> _Selected excerpt_:
The Quadriga cryptocurrency exchange that saw millions of dollars disappear just as its founder died was a "fraud" and Ponzi scheme, according to the Ontario Securities Commission.

The regulator said Thursday that Vancouver-based Quadriga's late founder Gerald Cotten committed fraud by opening accounts under aliases and crediting himself with fictitious currency and crypto asset balances, which he traded with unsuspecting clients.

The OSC spent 10 months analyzing trading and blockchain data, interviewing key witnesses, collaborating with overseas regulatory bodies and using third-party and bank information to reconstruct what was going on at Quadriga in the months leading up to 30-year-old Cotten's death.

On Thursday, the OSC attributed about $115 million of the $169 million clients lost to Cotten's "fraudulent" trading.

Another $28 million was lost when Cotten used client assets on three external crypto asset trading platforms without authorization or disclosure.

The OSC said he also misappropriated millions in client assets to fund his "lavish" lifestyle and because he was in sole control of the company ever since 2016, he "ran the business as he saw fit, with no proper system of internal oversight or controls or proper books and records."

By the time the OSC started investigating, over 76,000 clients — about 40 per cent of them Ontarians — were owed a combined $215 million.

"OSC Staff would likely have pursued an enforcement action against Cotten and Quadriga," the agency wrote in its report.

"However, this is not practical given that Cotten is deceased and Quadriga is bankrupt, with its assets subject to a court-supervised distribution process."

> _Information supplied_:
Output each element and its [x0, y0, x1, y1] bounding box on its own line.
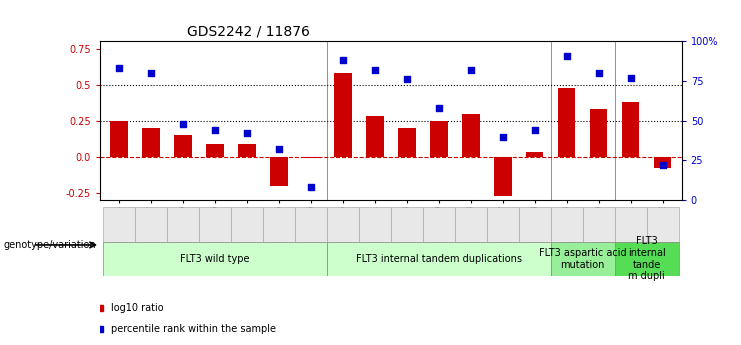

> _Objective_: Rewrite the passage on the Quadriga exchange, starting with "The regulator said" and going on through "with unsuspecting clients.", with "aliases" changed to "false names".

> _Final result_:
The regulator said Thursday that Vancouver-based Quadriga's late founder Gerald Cotten committed fraud by opening accounts under false names and crediting himself with fictitious currency and crypto asset balances, which he traded with unsuspecting clients.